#### [Records for the task]
......
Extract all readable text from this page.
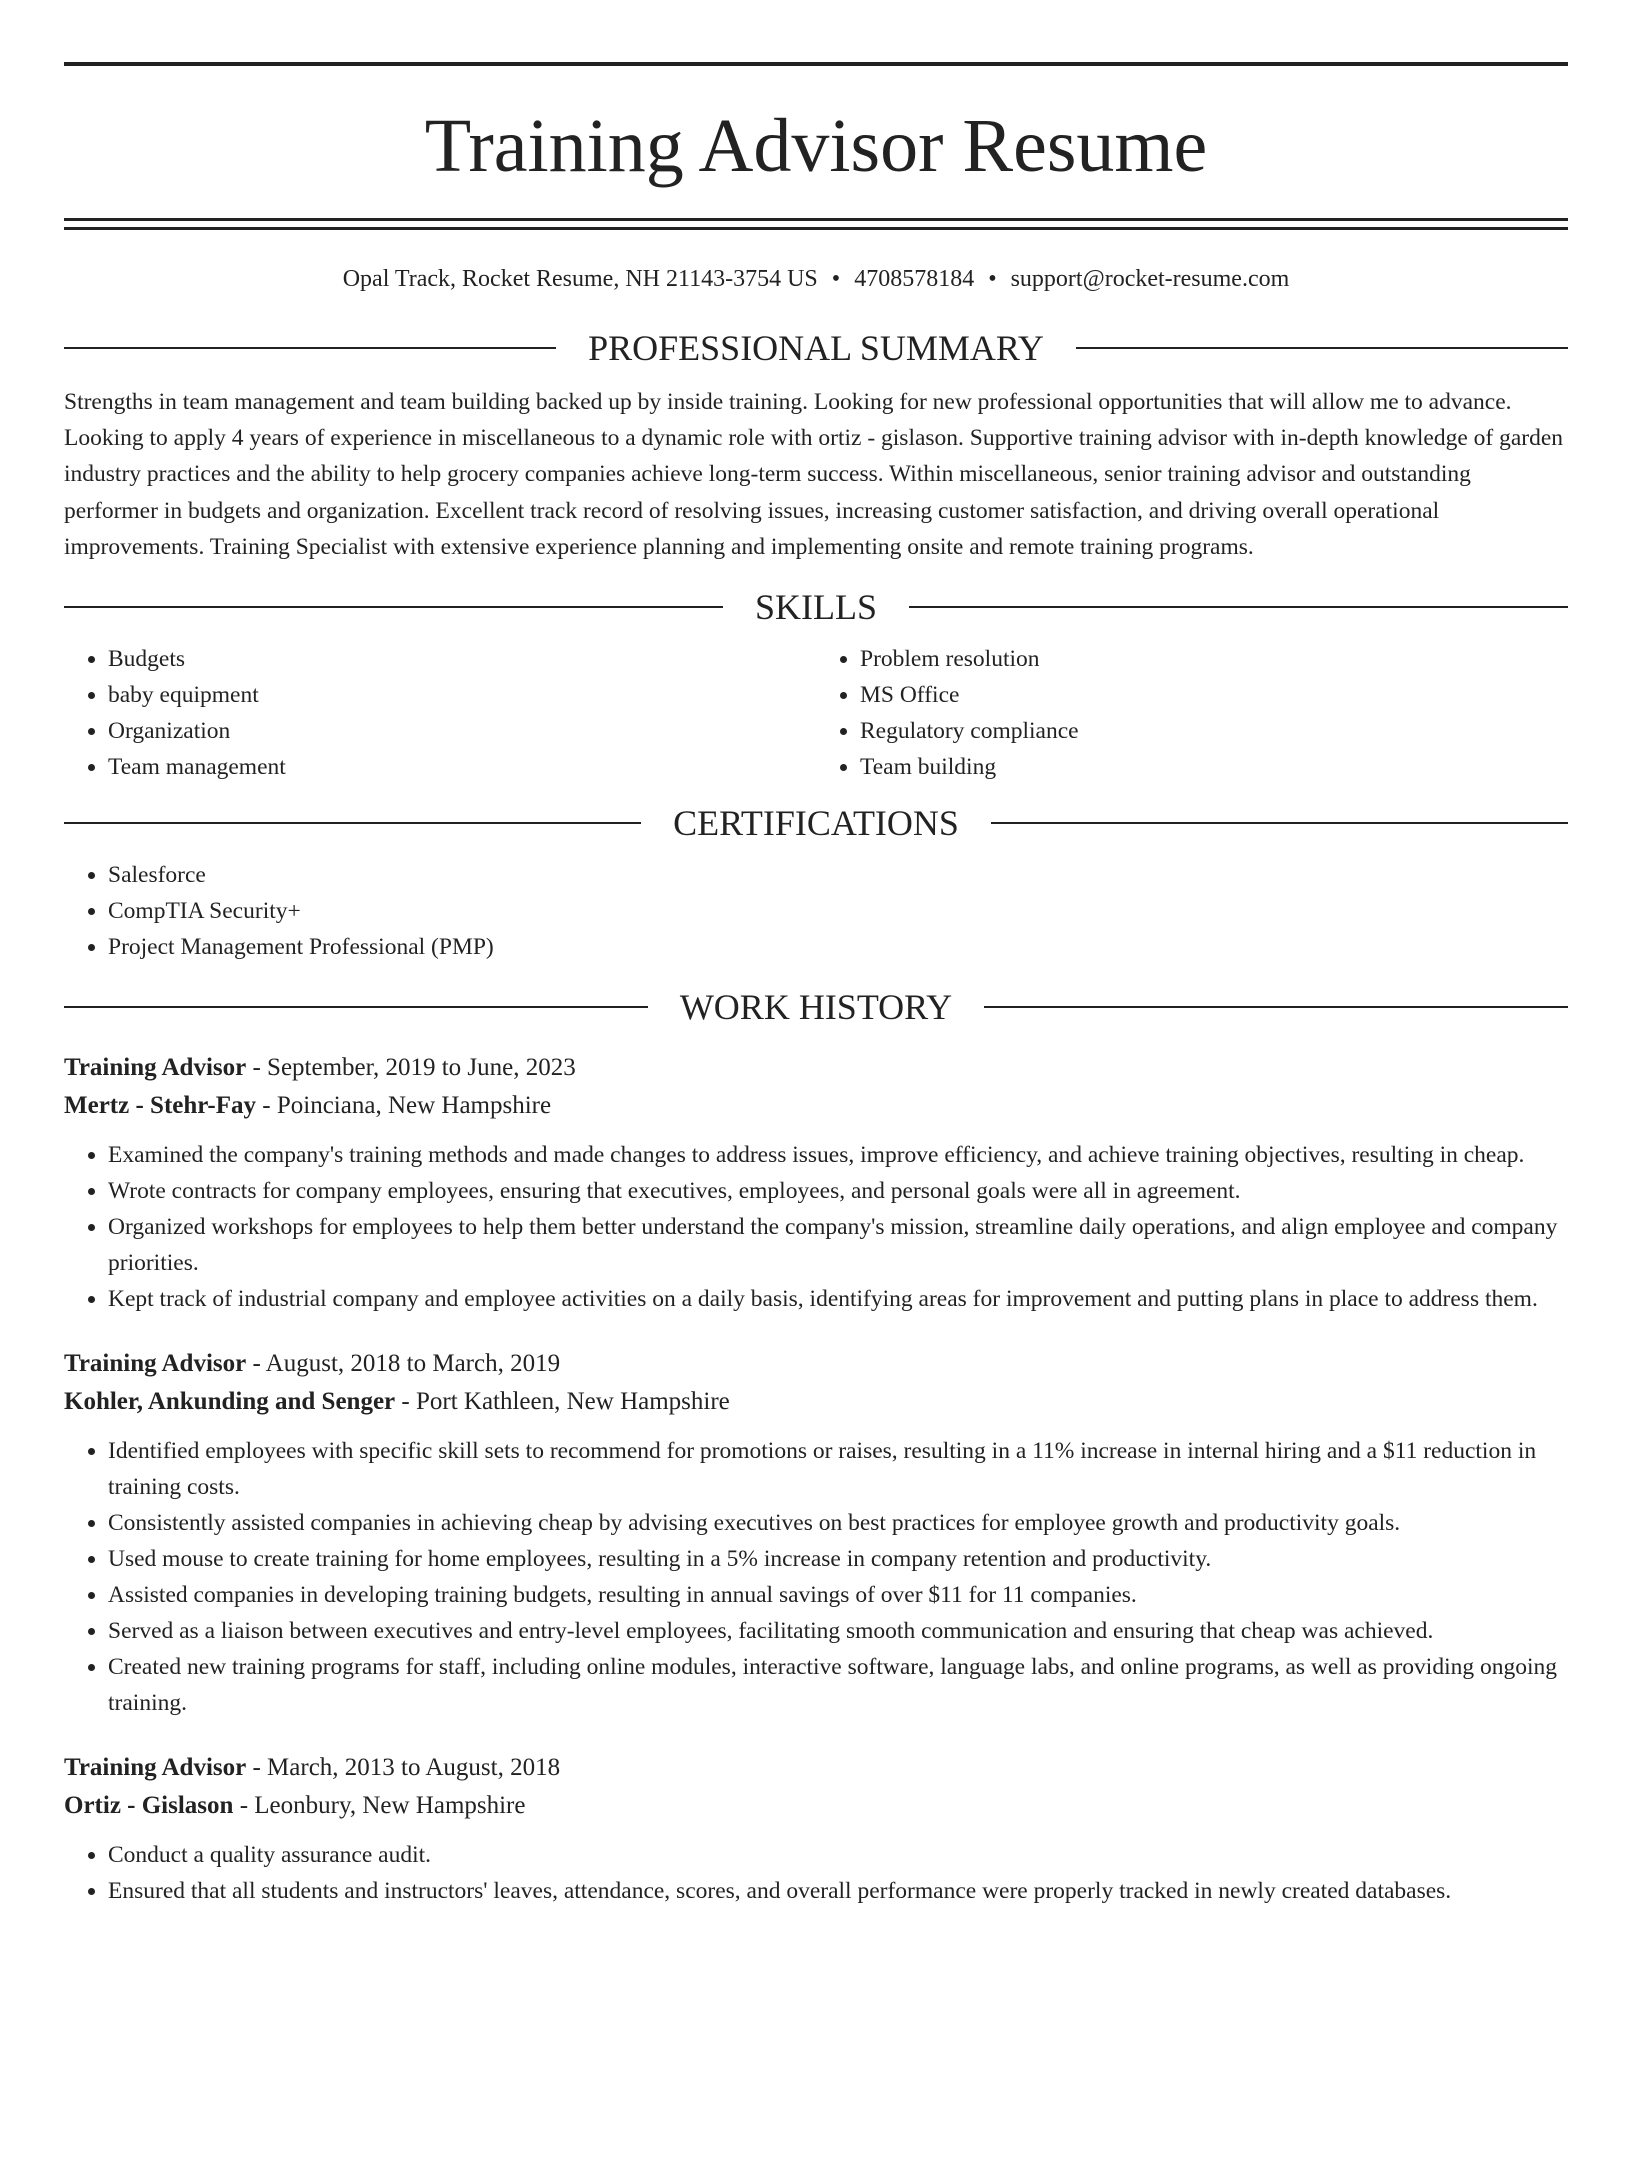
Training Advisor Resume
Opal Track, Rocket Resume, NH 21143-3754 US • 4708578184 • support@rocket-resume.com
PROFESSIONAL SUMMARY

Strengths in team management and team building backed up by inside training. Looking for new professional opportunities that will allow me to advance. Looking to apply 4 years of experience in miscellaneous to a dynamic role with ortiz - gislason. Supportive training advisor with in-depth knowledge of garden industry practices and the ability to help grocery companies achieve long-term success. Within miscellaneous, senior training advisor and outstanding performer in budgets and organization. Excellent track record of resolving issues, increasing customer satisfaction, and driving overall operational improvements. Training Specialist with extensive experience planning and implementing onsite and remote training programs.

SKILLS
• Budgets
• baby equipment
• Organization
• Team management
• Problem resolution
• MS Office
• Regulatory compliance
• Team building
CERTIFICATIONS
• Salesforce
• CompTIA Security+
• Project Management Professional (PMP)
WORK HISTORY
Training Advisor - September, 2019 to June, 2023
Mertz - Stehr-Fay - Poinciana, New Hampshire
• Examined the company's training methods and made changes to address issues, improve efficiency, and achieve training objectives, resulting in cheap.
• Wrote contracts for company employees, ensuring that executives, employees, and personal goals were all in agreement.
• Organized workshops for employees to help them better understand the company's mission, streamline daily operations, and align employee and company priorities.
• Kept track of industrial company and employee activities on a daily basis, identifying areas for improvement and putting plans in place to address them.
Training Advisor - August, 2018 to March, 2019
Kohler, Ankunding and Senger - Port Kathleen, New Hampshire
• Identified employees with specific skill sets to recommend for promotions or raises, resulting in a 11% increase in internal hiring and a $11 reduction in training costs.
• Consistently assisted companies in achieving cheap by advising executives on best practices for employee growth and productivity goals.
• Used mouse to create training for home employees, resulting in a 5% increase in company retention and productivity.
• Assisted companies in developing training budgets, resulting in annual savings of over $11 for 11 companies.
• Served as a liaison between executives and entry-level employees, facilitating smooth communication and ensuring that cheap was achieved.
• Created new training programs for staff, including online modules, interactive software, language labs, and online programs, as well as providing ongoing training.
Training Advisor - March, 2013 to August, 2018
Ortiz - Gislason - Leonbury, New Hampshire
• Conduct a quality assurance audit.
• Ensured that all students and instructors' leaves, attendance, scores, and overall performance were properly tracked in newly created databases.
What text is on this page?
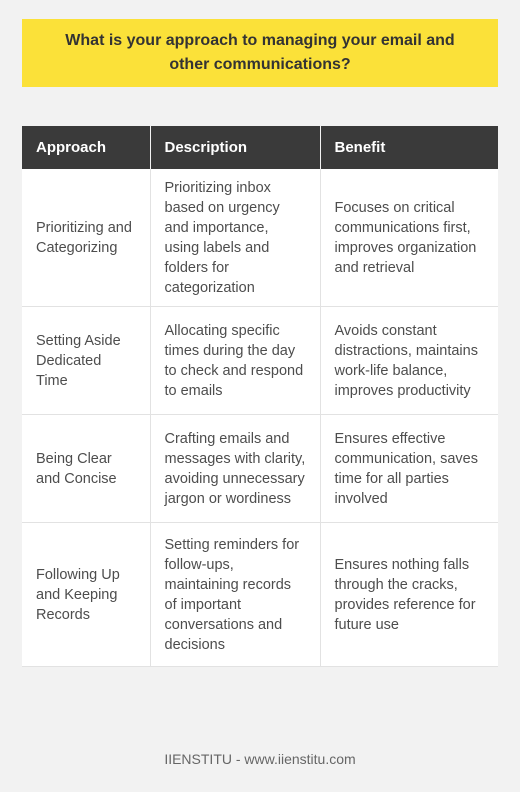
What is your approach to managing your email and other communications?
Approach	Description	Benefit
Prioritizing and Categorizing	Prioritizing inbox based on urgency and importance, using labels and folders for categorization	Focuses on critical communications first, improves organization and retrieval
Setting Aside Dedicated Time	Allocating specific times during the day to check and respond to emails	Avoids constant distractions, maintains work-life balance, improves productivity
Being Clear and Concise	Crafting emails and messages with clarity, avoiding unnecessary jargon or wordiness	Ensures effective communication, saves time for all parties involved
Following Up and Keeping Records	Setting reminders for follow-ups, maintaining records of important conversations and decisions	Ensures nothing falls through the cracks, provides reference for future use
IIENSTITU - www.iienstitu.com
......
#### [To do]
Scan the material above for the word "companies". Copy each line where it occurs.

#### [Full output]
Strengths in team management and team building backed up by inside training. Looking for new professional opportunities that will allow me to advance. Looking to apply 4 years of experience in miscellaneous to a dynamic role with ortiz - gislason. Supportive training advisor with in-depth knowledge of garden industry practices and the ability to help grocery companies achieve long-term success. Within miscellaneous, senior training advisor and outstanding performer in budgets and organization. Excellent track record of resolving issues, increasing customer satisfaction, and driving overall operational improvements. Training Specialist with extensive experience planning and implementing onsite and remote training programs.
• Consistently assisted companies in achieving cheap by advising executives on best practices for employee growth and productivity goals.
• Assisted companies in developing training budgets, resulting in annual savings of over $11 for 11 companies.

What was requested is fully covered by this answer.